Excerpted records
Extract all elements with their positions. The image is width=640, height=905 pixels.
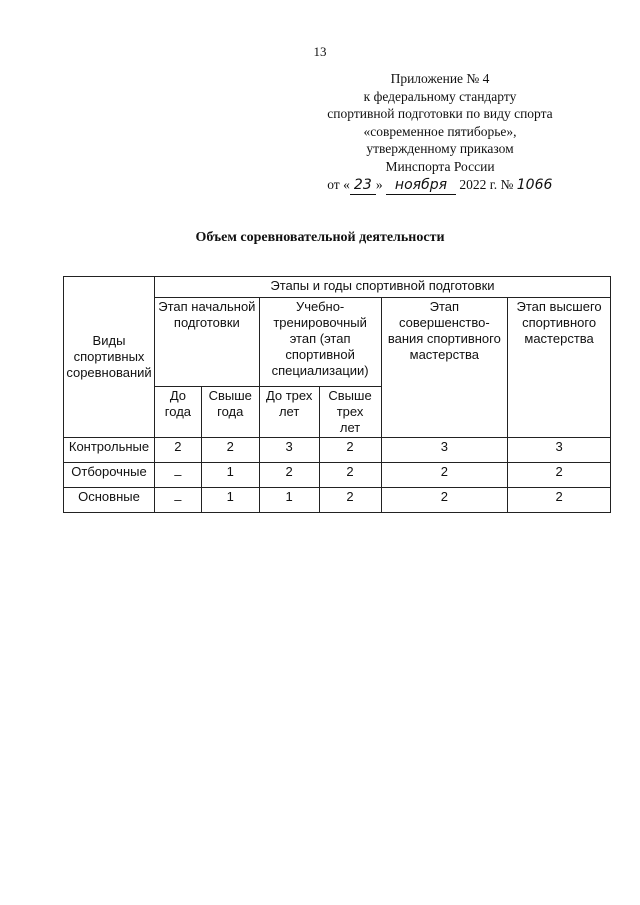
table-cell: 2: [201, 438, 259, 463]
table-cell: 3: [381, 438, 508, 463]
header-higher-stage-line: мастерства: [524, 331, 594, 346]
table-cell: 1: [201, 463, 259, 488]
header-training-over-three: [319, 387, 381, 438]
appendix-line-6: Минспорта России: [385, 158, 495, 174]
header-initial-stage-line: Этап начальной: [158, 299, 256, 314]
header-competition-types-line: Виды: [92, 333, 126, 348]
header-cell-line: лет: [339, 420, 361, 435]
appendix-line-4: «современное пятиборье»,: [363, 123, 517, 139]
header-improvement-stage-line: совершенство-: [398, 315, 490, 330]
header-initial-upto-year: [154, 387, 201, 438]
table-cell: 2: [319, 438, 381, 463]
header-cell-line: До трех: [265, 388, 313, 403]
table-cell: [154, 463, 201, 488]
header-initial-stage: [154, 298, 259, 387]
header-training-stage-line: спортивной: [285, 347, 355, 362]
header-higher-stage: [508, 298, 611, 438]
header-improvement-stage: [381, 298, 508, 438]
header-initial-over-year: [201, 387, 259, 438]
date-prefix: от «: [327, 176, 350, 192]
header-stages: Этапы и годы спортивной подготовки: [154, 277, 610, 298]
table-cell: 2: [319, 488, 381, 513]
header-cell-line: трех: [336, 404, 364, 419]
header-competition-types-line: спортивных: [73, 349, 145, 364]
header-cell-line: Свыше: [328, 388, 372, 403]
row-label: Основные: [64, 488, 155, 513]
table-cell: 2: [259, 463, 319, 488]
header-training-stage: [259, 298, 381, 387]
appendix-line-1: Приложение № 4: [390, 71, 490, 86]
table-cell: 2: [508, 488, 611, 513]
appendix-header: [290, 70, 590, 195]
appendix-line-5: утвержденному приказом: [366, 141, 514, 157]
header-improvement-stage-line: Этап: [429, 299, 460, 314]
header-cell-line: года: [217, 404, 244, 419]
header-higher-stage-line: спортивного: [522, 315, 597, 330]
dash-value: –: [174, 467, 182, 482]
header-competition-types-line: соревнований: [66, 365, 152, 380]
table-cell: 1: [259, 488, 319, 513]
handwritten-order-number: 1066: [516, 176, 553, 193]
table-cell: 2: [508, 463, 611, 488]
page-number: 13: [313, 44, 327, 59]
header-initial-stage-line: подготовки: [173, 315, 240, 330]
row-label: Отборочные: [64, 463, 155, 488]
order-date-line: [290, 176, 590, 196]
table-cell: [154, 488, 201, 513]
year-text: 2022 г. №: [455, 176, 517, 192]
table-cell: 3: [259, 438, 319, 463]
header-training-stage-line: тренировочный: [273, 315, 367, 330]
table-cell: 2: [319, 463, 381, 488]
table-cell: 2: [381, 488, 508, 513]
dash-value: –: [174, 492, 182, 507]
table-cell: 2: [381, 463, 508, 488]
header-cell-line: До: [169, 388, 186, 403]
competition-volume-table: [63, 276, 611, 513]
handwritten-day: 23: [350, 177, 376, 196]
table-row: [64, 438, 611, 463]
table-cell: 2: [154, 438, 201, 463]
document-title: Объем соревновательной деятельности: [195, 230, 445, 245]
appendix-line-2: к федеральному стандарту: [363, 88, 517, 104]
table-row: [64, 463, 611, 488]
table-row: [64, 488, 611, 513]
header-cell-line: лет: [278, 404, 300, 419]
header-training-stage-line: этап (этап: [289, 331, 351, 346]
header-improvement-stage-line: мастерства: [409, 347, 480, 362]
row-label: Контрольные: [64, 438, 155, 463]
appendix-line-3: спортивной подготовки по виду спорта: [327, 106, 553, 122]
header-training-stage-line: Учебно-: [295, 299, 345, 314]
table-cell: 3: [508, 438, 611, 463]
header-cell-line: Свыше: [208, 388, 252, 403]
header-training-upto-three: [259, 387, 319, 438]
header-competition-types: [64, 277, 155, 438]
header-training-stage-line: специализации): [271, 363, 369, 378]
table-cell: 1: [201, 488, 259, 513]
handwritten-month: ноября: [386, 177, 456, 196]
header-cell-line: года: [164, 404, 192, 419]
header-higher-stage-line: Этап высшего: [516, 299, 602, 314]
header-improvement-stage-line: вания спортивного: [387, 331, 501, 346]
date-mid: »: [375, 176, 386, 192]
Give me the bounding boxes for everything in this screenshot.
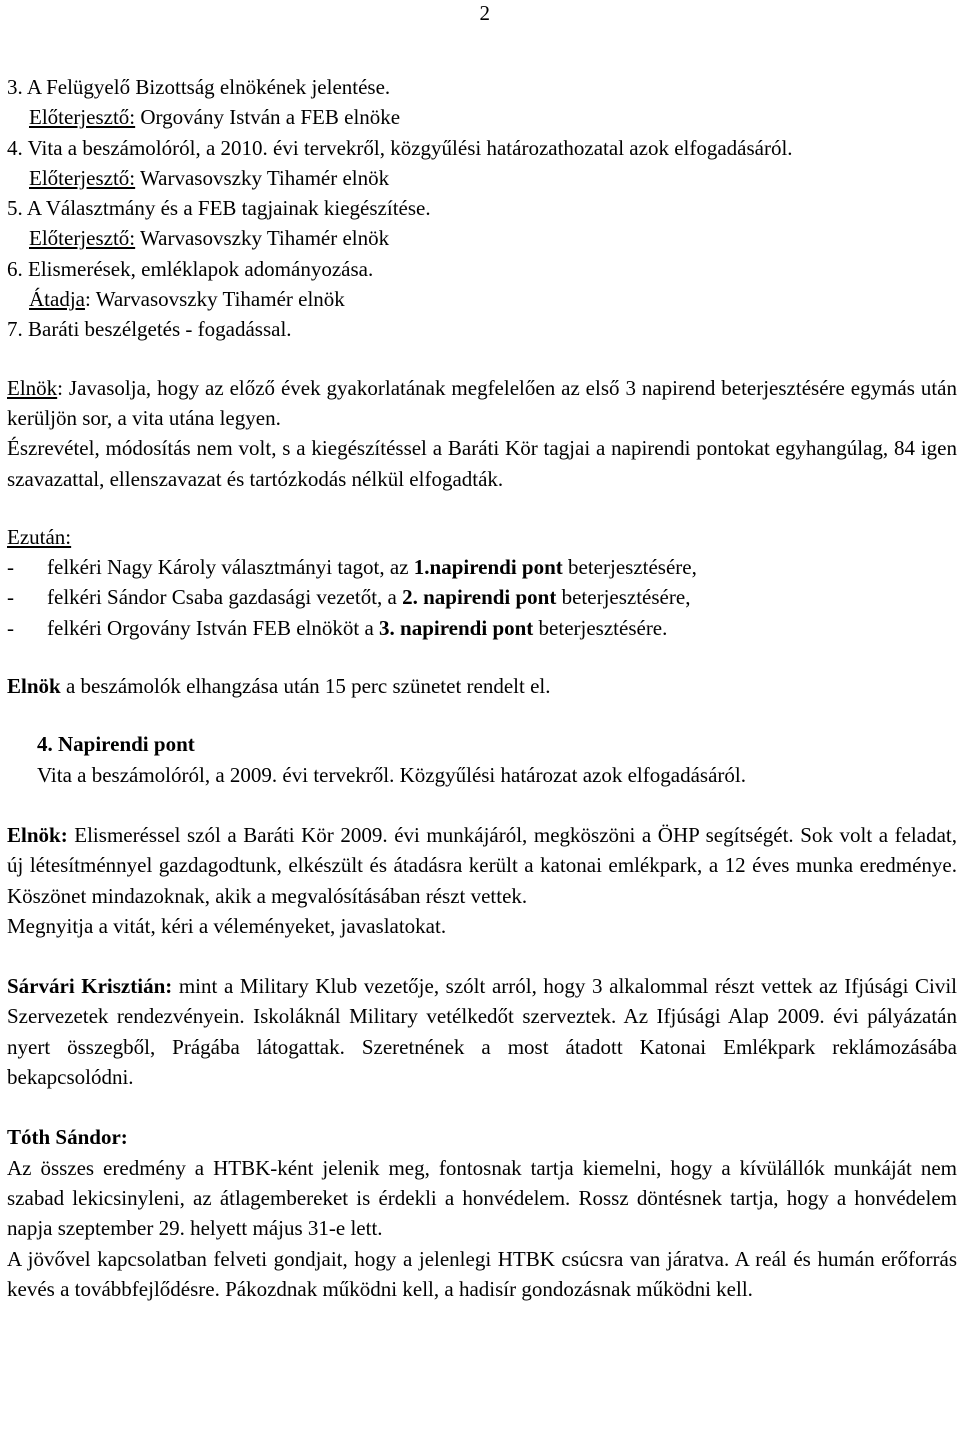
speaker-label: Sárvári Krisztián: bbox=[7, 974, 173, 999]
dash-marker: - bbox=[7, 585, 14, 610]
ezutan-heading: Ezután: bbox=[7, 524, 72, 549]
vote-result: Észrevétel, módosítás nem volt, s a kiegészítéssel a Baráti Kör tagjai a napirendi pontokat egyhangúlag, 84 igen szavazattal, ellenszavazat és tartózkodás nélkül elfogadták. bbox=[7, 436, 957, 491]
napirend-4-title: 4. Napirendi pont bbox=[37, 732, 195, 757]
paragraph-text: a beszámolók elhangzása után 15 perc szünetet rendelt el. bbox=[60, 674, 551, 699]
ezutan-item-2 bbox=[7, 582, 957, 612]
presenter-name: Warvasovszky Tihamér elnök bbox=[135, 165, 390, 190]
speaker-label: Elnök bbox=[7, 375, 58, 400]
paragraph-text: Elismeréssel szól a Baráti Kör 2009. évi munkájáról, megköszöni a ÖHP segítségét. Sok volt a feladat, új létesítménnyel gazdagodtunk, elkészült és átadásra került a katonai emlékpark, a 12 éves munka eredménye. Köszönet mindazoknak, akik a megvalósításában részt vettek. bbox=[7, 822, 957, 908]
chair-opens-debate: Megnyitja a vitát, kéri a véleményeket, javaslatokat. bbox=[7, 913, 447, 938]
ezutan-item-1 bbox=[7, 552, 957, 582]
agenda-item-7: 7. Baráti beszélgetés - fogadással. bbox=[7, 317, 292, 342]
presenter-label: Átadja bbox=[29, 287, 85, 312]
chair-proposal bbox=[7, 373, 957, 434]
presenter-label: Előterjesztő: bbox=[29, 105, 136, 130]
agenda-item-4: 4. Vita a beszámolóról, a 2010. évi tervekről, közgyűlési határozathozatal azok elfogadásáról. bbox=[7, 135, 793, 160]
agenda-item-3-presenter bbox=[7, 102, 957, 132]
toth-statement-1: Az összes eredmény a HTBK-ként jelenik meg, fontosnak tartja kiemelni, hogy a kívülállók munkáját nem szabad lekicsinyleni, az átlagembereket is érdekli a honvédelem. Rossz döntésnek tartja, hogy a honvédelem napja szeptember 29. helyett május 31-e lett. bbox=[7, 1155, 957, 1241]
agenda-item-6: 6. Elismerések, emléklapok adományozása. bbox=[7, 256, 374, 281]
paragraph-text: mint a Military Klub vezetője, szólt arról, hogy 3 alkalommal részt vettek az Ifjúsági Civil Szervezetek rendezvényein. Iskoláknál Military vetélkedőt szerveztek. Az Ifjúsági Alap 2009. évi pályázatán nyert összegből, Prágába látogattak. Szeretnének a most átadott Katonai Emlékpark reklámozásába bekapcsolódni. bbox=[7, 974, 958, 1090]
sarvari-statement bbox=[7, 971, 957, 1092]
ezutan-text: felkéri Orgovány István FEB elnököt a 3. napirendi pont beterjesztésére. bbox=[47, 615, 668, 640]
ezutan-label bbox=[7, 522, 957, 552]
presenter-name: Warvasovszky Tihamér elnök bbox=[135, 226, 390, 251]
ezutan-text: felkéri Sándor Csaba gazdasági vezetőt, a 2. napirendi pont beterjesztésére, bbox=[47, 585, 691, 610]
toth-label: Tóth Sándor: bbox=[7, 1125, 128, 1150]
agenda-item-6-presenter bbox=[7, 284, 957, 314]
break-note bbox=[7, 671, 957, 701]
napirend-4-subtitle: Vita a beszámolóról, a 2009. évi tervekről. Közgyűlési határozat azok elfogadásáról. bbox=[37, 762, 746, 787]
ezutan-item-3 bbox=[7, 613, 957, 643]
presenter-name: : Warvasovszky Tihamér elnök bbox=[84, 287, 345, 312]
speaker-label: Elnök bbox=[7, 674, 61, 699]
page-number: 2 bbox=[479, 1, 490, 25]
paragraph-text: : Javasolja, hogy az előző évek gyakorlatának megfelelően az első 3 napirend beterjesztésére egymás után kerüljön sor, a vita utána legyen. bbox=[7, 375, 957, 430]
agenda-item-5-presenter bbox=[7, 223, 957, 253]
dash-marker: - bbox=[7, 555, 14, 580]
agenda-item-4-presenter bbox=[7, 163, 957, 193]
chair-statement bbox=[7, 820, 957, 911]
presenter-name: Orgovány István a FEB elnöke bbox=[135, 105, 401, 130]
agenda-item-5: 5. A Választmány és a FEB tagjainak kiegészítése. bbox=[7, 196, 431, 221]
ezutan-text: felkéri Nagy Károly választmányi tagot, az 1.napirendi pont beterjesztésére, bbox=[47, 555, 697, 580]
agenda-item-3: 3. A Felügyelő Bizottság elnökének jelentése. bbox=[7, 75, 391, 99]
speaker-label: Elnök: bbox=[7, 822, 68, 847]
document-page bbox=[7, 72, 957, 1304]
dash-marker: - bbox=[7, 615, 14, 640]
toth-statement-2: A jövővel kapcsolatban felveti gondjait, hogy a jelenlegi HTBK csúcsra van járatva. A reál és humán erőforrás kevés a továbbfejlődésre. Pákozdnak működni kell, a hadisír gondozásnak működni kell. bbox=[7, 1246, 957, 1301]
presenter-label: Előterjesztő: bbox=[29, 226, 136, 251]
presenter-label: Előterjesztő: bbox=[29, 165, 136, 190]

==

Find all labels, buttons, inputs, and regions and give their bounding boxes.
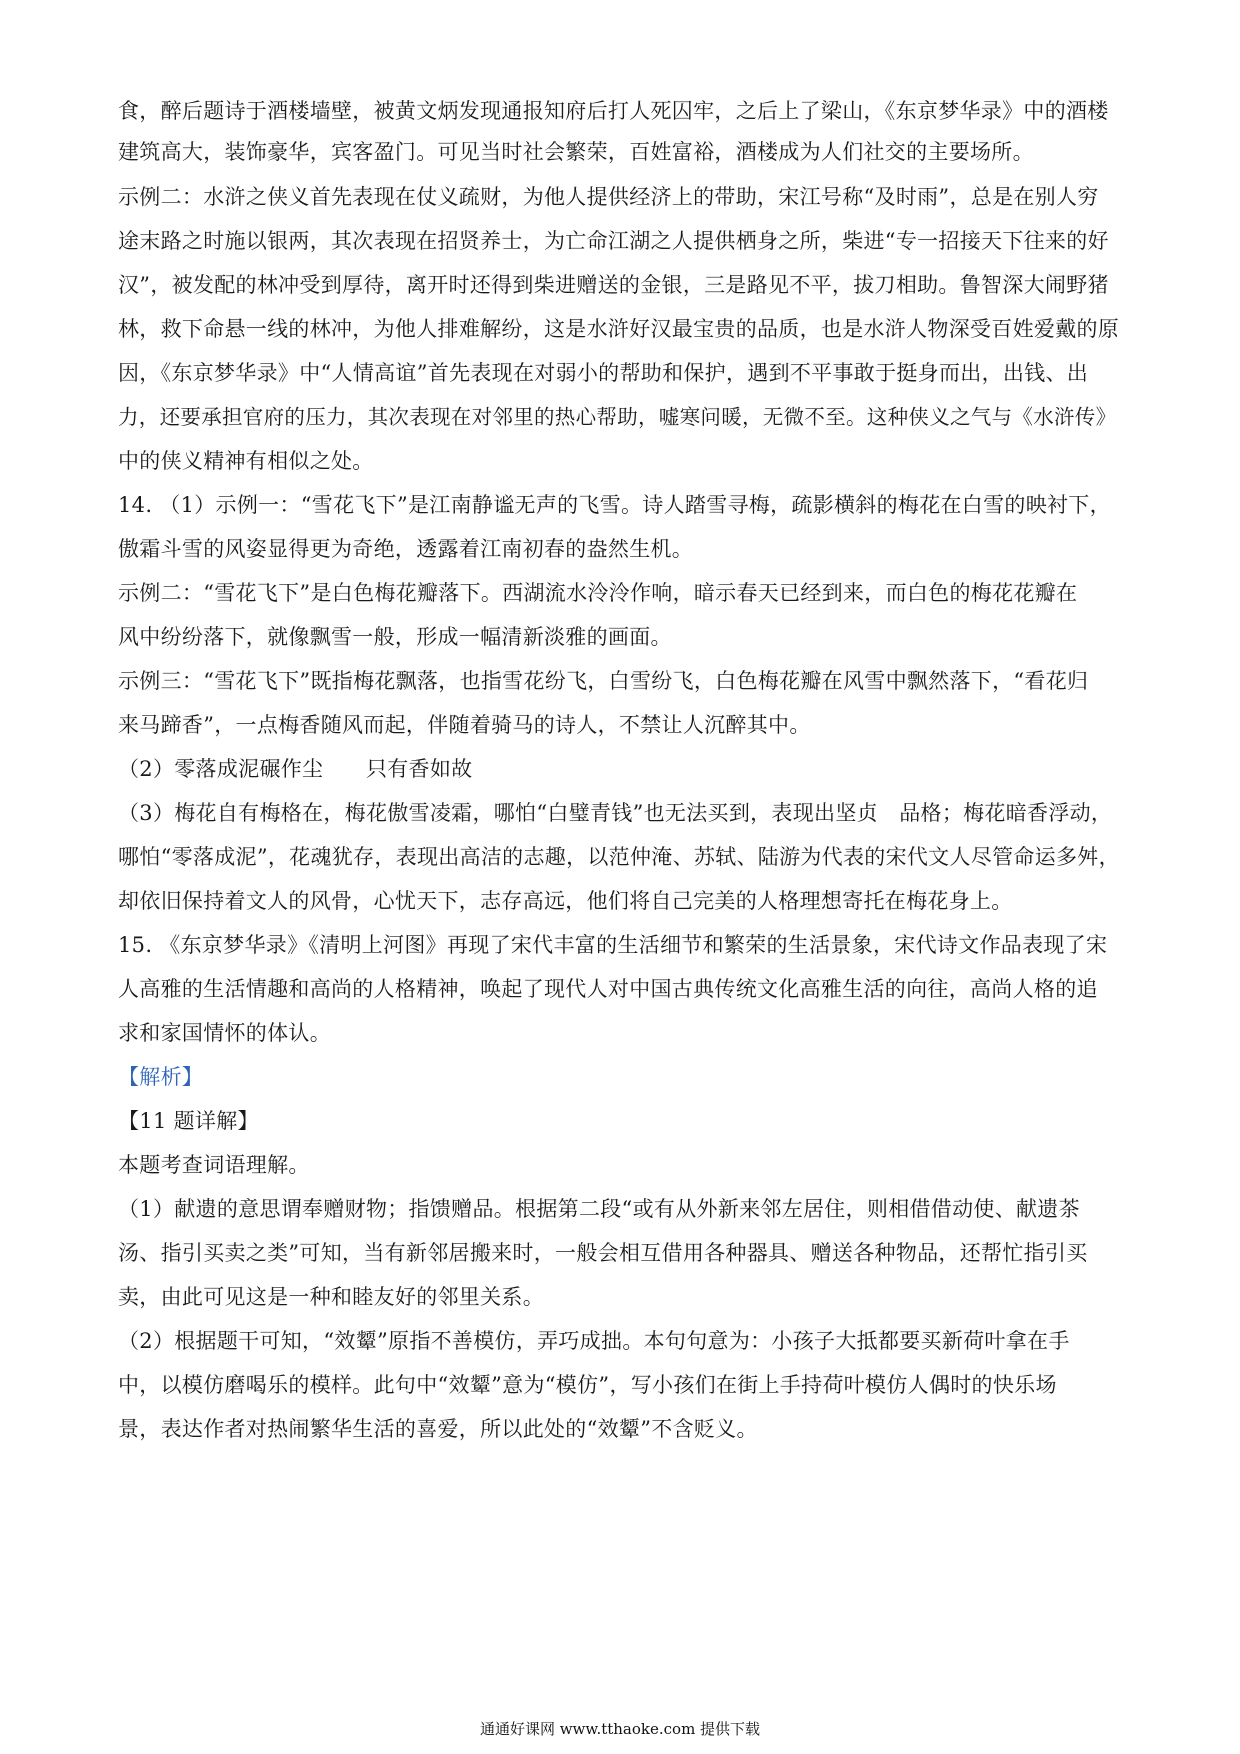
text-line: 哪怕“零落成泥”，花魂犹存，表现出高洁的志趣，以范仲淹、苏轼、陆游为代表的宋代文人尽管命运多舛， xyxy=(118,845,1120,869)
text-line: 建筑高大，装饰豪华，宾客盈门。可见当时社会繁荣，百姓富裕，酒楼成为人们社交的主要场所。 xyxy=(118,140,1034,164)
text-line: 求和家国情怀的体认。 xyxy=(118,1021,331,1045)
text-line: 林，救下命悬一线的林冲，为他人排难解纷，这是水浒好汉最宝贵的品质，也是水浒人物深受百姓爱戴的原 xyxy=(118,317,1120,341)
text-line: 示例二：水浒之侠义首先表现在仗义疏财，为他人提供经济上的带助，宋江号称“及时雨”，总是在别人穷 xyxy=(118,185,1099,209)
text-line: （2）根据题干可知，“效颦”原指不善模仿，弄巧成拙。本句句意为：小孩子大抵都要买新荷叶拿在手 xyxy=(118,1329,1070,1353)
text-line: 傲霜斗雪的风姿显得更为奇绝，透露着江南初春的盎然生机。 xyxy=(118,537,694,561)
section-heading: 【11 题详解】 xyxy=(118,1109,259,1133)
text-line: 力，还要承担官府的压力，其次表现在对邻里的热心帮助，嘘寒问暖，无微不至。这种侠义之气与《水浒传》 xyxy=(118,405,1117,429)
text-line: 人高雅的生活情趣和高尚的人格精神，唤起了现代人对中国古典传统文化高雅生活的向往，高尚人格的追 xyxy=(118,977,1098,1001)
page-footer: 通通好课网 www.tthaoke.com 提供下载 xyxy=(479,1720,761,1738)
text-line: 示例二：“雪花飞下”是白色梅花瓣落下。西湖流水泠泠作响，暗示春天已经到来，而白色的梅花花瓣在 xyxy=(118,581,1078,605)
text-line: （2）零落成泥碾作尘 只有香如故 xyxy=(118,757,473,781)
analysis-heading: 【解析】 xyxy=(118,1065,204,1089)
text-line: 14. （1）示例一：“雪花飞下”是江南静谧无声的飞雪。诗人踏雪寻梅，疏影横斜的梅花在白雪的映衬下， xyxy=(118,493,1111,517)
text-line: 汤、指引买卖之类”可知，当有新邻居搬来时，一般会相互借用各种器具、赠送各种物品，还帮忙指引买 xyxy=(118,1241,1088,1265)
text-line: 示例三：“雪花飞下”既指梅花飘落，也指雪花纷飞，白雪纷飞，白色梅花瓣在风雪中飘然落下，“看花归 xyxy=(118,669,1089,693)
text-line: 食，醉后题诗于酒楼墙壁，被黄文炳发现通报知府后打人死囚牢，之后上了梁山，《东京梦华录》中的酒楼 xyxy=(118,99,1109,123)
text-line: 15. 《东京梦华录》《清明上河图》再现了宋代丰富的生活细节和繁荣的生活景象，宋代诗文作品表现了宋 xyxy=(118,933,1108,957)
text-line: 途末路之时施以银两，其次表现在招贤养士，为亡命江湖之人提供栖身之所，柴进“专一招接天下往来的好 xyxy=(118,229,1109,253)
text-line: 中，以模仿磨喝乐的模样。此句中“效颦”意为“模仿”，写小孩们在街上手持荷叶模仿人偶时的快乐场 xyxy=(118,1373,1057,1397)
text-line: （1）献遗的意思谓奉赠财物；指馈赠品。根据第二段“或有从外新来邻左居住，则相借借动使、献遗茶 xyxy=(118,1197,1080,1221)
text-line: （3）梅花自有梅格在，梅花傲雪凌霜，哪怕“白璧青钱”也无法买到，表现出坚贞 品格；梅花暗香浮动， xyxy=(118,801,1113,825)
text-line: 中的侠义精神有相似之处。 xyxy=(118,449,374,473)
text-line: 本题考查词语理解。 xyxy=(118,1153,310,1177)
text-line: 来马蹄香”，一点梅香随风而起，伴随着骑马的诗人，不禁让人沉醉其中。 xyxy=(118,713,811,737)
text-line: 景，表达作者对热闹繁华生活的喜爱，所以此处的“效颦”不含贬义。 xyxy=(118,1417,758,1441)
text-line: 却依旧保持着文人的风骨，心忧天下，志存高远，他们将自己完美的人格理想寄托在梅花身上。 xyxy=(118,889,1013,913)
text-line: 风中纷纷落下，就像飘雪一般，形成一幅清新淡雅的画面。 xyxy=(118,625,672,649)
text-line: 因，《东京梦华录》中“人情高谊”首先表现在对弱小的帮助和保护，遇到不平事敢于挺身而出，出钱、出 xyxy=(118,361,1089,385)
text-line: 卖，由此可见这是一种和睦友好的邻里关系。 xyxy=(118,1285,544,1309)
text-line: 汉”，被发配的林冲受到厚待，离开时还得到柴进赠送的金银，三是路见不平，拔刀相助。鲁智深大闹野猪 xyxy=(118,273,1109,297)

Task objective
Lay out the rows from the line with "table-cell: 2: [201, 438, 259, 463]" to the line with "appendix-line-6: Минспорта России: [385, 158, 495, 174]" as a Markdown table with the columns No. and Line, numbering each line and skipping any blank lines.

Worked solution
| No. | Line |
|---|---|
| 1 | table-cell: 2: [201, 438, 259, 463] |
| 2 | table-cell: 3: [381, 438, 508, 463] |
| 3 | header-higher-stage-line: мастерства: [524, 331, 594, 346] |
| 4 | table-cell: 1: [201, 463, 259, 488] |
| 5 | header-training-over-three: [319, 387, 381, 438] |
| 6 | appendix-line-6: Минспорта России: [385, 158, 495, 174] |